--- start ---

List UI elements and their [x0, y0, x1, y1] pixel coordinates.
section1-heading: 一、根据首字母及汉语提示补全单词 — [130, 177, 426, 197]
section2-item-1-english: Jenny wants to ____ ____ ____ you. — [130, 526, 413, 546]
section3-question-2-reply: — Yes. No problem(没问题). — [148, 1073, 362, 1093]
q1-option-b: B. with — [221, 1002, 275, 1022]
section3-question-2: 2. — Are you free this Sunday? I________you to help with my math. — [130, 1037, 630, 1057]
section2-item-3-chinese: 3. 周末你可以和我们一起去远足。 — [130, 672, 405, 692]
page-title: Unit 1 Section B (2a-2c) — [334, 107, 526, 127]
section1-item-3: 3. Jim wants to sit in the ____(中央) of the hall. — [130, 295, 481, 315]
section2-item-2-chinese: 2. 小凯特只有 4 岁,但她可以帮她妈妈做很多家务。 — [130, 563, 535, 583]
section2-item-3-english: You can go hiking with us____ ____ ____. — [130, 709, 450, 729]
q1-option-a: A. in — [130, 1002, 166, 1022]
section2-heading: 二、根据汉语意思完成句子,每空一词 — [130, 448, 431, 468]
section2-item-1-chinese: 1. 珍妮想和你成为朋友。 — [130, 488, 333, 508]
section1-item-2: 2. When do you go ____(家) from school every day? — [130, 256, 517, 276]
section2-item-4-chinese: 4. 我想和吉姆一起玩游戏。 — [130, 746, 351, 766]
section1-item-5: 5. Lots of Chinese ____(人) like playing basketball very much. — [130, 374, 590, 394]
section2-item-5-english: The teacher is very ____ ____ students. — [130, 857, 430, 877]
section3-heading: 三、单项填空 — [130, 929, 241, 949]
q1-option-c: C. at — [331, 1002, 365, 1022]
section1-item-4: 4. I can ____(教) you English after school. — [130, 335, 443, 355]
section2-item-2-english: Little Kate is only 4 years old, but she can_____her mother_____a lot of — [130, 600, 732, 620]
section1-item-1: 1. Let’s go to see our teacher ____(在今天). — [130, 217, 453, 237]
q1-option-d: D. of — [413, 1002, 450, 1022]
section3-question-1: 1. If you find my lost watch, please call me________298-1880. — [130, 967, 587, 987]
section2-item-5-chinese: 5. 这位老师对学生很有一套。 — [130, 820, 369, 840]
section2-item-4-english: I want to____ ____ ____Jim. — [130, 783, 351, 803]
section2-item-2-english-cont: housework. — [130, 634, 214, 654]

--- end ---

EXERCISE:
Retype the listing from its first line through the line that contains "section1-item-3: 3. Jim", both included, exactly as they appear.

COMPLETED TASK:
List UI elements and their [x0, y0, x1, y1] pixel coordinates.
section1-heading: 一、根据首字母及汉语提示补全单词 — [130, 177, 426, 197]
section2-item-1-english: Jenny wants to ____ ____ ____ you. — [130, 526, 413, 546]
section3-question-2-reply: — Yes. No problem(没问题). — [148, 1073, 362, 1093]
q1-option-b: B. with — [221, 1002, 275, 1022]
section3-question-2: 2. — Are you free this Sunday? I________you to help with my math. — [130, 1037, 630, 1057]
section2-item-3-chinese: 3. 周末你可以和我们一起去远足。 — [130, 672, 405, 692]
page-title: Unit 1 Section B (2a-2c) — [334, 107, 526, 127]
section1-item-3: 3. Jim wants to sit in the ____(中央) of the hall. — [130, 295, 481, 315]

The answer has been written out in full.